Your goal:
Reproduce the entries below in full, word for word.
Start of Extracted records
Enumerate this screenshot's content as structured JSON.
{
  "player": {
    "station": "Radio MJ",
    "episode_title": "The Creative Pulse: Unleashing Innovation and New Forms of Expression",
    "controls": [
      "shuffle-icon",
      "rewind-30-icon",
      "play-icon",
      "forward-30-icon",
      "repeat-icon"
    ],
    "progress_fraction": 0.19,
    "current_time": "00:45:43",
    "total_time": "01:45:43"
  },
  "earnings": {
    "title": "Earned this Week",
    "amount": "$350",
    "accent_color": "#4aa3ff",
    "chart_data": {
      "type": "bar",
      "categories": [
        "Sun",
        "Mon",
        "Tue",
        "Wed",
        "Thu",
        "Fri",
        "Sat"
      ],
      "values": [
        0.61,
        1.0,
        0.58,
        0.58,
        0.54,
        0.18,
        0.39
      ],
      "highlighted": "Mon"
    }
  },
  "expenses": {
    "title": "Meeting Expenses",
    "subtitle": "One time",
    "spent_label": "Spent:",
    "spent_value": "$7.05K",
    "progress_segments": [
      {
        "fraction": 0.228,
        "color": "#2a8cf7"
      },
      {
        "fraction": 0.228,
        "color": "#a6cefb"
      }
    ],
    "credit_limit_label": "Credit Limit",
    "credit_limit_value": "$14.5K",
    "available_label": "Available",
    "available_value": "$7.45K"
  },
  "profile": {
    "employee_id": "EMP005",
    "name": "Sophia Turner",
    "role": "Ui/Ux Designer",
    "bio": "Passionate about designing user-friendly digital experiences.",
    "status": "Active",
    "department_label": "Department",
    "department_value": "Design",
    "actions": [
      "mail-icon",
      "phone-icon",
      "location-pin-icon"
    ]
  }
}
End of Extracted records
Solution for this exercise:
Enumerate this screenshot's content as structured JSON.
{
  "player": {
    "station": "Radio MJ",
    "episode_title": "The Creative Pulse: Unleashing Innovation and New Forms of Expression",
    "controls": [
      "shuffle-icon",
      "rewind-30-icon",
      "play-icon",
      "forward-30-icon",
      "repeat-icon"
    ],
    "progress_fraction": 0.19,
    "current_time": "00:45:43",
    "total_time": "01:45:43"
  },
  "earnings": {
    "title": "Earned this Week",
    "amount": "$350",
    "accent_color": "#4aa3ff",
    "chart_data": {
      "type": "bar",
      "categories": [
        "Sun",
        "Mon",
        "Tue",
        "Wed",
        "Thu",
        "Fri",
        "Sat"
      ],
      "values": [
        0.61,
        1.0,
        0.58,
        0.58,
        0.54,
        0.18,
        0.39
      ],
      "highlighted": "Mon"
    }
  },
  "expenses": {
    "title": "Meeting Expenses",
    "subtitle": "One time",
    "spent_label": "Spent:",
    "spent_value": "$7.05K",
    "progress_segments": [
      {
        "fraction": 0.228,
        "color": "#2a8cf7"
      },
      {
        "fraction": 0.228,
        "color": "#a6cefb"
      }
    ],
    "credit_limit_label": "Credit Limit",
    "credit_limit_value": "$14.5K",
    "available_label": "Available",
    "available_value": "$7.45K"
  },
  "profile": {
    "employee_id": "EMP005",
    "name": "Sophia Turner",
    "role": "Ui/Ux Designer",
    "bio": "Passionate about designing user-friendly digital experiences.",
    "status": "Active",
    "department_label": "Department",
    "department_value": "Design",
    "actions": [
      "mail-icon",
      "phone-icon",
      "location-pin-icon"
    ]
  }
}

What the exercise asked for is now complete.